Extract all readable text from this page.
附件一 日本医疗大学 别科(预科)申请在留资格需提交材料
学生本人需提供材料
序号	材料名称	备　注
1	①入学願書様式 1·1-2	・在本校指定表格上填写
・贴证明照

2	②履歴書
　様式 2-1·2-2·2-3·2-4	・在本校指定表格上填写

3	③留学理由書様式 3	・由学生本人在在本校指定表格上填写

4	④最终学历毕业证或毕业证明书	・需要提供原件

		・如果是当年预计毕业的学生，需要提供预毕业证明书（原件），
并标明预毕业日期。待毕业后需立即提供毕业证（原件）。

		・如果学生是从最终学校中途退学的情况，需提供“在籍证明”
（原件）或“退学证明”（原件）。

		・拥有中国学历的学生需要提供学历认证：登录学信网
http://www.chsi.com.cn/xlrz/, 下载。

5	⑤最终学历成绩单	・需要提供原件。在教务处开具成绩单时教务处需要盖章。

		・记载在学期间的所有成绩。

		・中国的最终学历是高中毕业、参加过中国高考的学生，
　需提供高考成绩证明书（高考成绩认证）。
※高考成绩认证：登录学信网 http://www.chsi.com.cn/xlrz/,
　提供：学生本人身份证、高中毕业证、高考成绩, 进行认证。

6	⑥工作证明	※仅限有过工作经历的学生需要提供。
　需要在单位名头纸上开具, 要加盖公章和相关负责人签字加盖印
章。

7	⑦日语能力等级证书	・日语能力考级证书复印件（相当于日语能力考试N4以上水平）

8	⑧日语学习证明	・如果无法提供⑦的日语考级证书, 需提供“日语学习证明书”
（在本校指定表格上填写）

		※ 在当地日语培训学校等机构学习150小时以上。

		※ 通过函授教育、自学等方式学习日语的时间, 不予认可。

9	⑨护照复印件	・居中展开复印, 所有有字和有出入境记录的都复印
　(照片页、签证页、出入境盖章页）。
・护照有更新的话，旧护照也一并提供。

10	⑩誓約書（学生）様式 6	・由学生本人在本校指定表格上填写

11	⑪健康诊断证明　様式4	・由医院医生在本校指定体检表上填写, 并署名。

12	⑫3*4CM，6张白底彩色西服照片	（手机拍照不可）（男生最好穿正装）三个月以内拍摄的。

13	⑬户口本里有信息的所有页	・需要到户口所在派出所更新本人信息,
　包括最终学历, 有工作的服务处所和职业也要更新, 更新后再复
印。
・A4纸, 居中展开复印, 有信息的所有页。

**TASK STATEMENT:** Each line of the listing above should be output exactly.

**SOLUTION FOR THIS PROBLEM:**
Extract all readable text from this page.
附件一 日本医疗大学 别科(预科)申请在留资格需提交材料
学生本人需提供材料
序号	材料名称	备　注
1	①入学願書様式 1·1-2	・在本校指定表格上填写
・贴证明照

2	②履歴書
　様式 2-1·2-2·2-3·2-4	・在本校指定表格上填写

3	③留学理由書様式 3	・由学生本人在在本校指定表格上填写

4	④最终学历毕业证或毕业证明书	・需要提供原件

		・如果是当年预计毕业的学生，需要提供预毕业证明书（原件），
并标明预毕业日期。待毕业后需立即提供毕业证（原件）。

		・如果学生是从最终学校中途退学的情况，需提供“在籍证明”
（原件）或“退学证明”（原件）。

		・拥有中国学历的学生需要提供学历认证：登录学信网
http://www.chsi.com.cn/xlrz/, 下载。

5	⑤最终学历成绩单	・需要提供原件。在教务处开具成绩单时教务处需要盖章。

		・记载在学期间的所有成绩。

		・中国的最终学历是高中毕业、参加过中国高考的学生，
　需提供高考成绩证明书（高考成绩认证）。
※高考成绩认证：登录学信网 http://www.chsi.com.cn/xlrz/,
　提供：学生本人身份证、高中毕业证、高考成绩, 进行认证。

6	⑥工作证明	※仅限有过工作经历的学生需要提供。
　需要在单位名头纸上开具, 要加盖公章和相关负责人签字加盖印
章。

7	⑦日语能力等级证书	・日语能力考级证书复印件（相当于日语能力考试N4以上水平）

8	⑧日语学习证明	・如果无法提供⑦的日语考级证书, 需提供“日语学习证明书”
（在本校指定表格上填写）

		※ 在当地日语培训学校等机构学习150小时以上。

		※ 通过函授教育、自学等方式学习日语的时间, 不予认可。

9	⑨护照复印件	・居中展开复印, 所有有字和有出入境记录的都复印
　(照片页、签证页、出入境盖章页）。
・护照有更新的话，旧护照也一并提供。

10	⑩誓約書（学生）様式 6	・由学生本人在本校指定表格上填写

11	⑪健康诊断证明　様式4	・由医院医生在本校指定体检表上填写, 并署名。

12	⑫3*4CM，6张白底彩色西服照片	（手机拍照不可）（男生最好穿正装）三个月以内拍摄的。

13	⑬户口本里有信息的所有页	・需要到户口所在派出所更新本人信息,
　包括最终学历, 有工作的服务处所和职业也要更新, 更新后再复
印。
・A4纸, 居中展开复印, 有信息的所有页。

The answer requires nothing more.